[DATA FOR THIS EXERCISE start]

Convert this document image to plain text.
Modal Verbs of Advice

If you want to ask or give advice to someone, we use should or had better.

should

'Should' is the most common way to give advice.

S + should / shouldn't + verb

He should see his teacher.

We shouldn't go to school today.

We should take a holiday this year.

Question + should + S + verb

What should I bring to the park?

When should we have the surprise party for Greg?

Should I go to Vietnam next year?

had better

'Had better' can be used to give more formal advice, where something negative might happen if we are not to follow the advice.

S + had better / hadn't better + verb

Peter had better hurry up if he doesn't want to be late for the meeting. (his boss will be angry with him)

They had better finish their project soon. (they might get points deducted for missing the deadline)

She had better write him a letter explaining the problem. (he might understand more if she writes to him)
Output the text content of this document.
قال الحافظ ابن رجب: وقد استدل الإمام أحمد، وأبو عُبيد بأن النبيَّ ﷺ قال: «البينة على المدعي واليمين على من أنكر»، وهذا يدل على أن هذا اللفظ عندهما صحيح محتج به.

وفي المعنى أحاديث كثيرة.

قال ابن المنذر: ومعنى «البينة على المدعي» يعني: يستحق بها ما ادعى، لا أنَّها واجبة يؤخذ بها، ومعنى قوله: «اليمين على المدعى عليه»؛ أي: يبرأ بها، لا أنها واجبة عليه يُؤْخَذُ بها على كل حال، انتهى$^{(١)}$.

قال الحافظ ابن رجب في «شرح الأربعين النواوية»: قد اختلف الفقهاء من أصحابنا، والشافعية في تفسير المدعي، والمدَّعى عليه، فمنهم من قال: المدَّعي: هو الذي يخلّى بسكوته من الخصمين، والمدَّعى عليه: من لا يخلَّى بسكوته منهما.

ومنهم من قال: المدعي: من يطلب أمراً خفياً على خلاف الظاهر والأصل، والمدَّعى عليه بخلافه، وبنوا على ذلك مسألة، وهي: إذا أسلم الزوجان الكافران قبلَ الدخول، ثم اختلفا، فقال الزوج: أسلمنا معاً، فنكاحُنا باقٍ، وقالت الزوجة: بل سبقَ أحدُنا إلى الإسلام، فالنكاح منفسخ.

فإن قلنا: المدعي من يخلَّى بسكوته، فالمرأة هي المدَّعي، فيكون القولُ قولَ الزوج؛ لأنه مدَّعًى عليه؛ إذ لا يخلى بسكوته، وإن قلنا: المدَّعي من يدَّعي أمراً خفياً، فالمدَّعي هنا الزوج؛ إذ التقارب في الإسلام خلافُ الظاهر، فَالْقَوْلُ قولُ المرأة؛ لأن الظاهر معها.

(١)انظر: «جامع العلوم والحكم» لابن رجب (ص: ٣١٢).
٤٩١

[DATA FOR THIS EXERCISE end]

## WHAT YOU ARE ASKED TO DO
In the records above, locate each line with the word "خلاف". Copy all such lines.

## OUTPUT
ومنهم من قال: المدعي: من يطلب أمراً خفياً على خلاف الظاهر والأصل، والمدَّعى عليه بخلافه، وبنوا على ذلك مسألة، وهي: إذا أسلم الزوجان الكافران قبلَ الدخول، ثم اختلفا، فقال الزوج: أسلمنا معاً، فنكاحُنا باقٍ، وقالت الزوجة: بل سبقَ أحدُنا إلى الإسلام، فالنكاح منفسخ.
فإن قلنا: المدعي من يخلَّى بسكوته، فالمرأة هي المدَّعي، فيكون القولُ قولَ الزوج؛ لأنه مدَّعًى عليه؛ إذ لا يخلى بسكوته، وإن قلنا: المدَّعي من يدَّعي أمراً خفياً، فالمدَّعي هنا الزوج؛ إذ التقارب في الإسلام خلافُ الظاهر، فَالْقَوْلُ قولُ المرأة؛ لأن الظاهر معها.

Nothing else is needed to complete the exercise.